# Stated task
Every line must be returned precisely as it is written.

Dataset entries
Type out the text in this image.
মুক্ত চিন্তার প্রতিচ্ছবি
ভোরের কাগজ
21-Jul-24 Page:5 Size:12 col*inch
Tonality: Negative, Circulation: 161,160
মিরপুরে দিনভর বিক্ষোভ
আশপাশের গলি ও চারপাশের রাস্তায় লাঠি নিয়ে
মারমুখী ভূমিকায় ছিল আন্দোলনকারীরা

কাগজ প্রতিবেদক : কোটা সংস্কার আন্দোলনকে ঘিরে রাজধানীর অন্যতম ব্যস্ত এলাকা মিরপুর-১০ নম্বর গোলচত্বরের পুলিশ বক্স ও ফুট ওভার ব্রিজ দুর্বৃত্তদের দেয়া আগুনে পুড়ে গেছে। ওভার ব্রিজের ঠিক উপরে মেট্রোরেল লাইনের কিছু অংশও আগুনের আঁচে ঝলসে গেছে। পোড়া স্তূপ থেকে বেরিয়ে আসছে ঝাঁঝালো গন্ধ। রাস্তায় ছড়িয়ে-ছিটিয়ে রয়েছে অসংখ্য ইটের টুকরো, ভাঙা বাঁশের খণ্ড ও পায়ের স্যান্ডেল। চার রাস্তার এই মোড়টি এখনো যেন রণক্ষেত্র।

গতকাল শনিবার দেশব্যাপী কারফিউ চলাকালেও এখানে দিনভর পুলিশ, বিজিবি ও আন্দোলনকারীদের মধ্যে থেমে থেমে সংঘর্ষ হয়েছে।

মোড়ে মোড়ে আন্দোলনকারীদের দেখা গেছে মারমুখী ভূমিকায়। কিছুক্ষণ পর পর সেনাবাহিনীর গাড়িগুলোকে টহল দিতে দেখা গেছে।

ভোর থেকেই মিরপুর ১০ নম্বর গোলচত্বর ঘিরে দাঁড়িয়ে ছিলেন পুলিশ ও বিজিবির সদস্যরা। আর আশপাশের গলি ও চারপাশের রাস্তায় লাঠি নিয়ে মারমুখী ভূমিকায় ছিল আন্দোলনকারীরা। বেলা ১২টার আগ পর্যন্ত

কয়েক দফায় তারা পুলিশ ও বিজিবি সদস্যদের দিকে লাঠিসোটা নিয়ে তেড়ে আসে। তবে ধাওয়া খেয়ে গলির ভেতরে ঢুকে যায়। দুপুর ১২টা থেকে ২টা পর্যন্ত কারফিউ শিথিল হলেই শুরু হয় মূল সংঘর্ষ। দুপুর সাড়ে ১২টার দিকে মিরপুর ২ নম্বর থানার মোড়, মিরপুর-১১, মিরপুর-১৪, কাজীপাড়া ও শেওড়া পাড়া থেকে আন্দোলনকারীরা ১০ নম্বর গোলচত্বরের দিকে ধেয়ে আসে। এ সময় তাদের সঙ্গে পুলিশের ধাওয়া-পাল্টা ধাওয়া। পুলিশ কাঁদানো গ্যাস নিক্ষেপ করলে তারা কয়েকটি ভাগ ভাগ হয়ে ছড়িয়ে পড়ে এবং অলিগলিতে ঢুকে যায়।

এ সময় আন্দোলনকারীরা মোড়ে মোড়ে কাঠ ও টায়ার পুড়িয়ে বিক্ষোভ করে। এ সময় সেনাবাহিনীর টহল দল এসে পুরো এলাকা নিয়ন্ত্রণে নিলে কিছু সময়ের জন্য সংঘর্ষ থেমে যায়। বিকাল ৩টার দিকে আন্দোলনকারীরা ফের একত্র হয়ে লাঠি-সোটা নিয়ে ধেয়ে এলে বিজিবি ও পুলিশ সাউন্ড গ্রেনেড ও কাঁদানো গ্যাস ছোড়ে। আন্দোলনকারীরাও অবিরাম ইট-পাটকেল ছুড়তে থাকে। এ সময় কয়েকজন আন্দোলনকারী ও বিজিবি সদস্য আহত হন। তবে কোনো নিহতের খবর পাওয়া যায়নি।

# Answer to this task
Type out the text in this image.
মুক্ত চিন্তার প্রতিচ্ছবি
ভোরের কাগজ
21-Jul-24 Page:5 Size:12 col*inch
Tonality: Negative, Circulation: 161,160
মিরপুরে দিনভর বিক্ষোভ
আশপাশের গলি ও চারপাশের রাস্তায় লাঠি নিয়ে
মারমুখী ভূমিকায় ছিল আন্দোলনকারীরা

কাগজ প্রতিবেদক : কোটা সংস্কার আন্দোলনকে ঘিরে রাজধানীর অন্যতম ব্যস্ত এলাকা মিরপুর-১০ নম্বর গোলচত্বরের পুলিশ বক্স ও ফুট ওভার ব্রিজ দুর্বৃত্তদের দেয়া আগুনে পুড়ে গেছে। ওভার ব্রিজের ঠিক উপরে মেট্রোরেল লাইনের কিছু অংশও আগুনের আঁচে ঝলসে গেছে। পোড়া স্তূপ থেকে বেরিয়ে আসছে ঝাঁঝালো গন্ধ। রাস্তায় ছড়িয়ে-ছিটিয়ে রয়েছে অসংখ্য ইটের টুকরো, ভাঙা বাঁশের খণ্ড ও পায়ের স্যান্ডেল। চার রাস্তার এই মোড়টি এখনো যেন রণক্ষেত্র।

গতকাল শনিবার দেশব্যাপী কারফিউ চলাকালেও এখানে দিনভর পুলিশ, বিজিবি ও আন্দোলনকারীদের মধ্যে থেমে থেমে সংঘর্ষ হয়েছে।

মোড়ে মোড়ে আন্দোলনকারীদের দেখা গেছে মারমুখী ভূমিকায়। কিছুক্ষণ পর পর সেনাবাহিনীর গাড়িগুলোকে টহল দিতে দেখা গেছে।

ভোর থেকেই মিরপুর ১০ নম্বর গোলচত্বর ঘিরে দাঁড়িয়ে ছিলেন পুলিশ ও বিজিবির সদস্যরা। আর আশপাশের গলি ও চারপাশের রাস্তায় লাঠি নিয়ে মারমুখী ভূমিকায় ছিল আন্দোলনকারীরা। বেলা ১২টার আগ পর্যন্ত

কয়েক দফায় তারা পুলিশ ও বিজিবি সদস্যদের দিকে লাঠিসোটা নিয়ে তেড়ে আসে। তবে ধাওয়া খেয়ে গলির ভেতরে ঢুকে যায়। দুপুর ১২টা থেকে ২টা পর্যন্ত কারফিউ শিথিল হলেই শুরু হয় মূল সংঘর্ষ। দুপুর সাড়ে ১২টার দিকে মিরপুর ২ নম্বর থানার মোড়, মিরপুর-১১, মিরপুর-১৪, কাজীপাড়া ও শেওড়া পাড়া থেকে আন্দোলনকারীরা ১০ নম্বর গোলচত্বরের দিকে ধেয়ে আসে। এ সময় তাদের সঙ্গে পুলিশের ধাওয়া-পাল্টা ধাওয়া। পুলিশ কাঁদানো গ্যাস নিক্ষেপ করলে তারা কয়েকটি ভাগ ভাগ হয়ে ছড়িয়ে পড়ে এবং অলিগলিতে ঢুকে যায়।

এ সময় আন্দোলনকারীরা মোড়ে মোড়ে কাঠ ও টায়ার পুড়িয়ে বিক্ষোভ করে। এ সময় সেনাবাহিনীর টহল দল এসে পুরো এলাকা নিয়ন্ত্রণে নিলে কিছু সময়ের জন্য সংঘর্ষ থেমে যায়। বিকাল ৩টার দিকে আন্দোলনকারীরা ফের একত্র হয়ে লাঠি-সোটা নিয়ে ধেয়ে এলে বিজিবি ও পুলিশ সাউন্ড গ্রেনেড ও কাঁদানো গ্যাস ছোড়ে। আন্দোলনকারীরাও অবিরাম ইট-পাটকেল ছুড়তে থাকে। এ সময় কয়েকজন আন্দোলনকারী ও বিজিবি সদস্য আহত হন। তবে কোনো নিহতের খবর পাওয়া যায়নি।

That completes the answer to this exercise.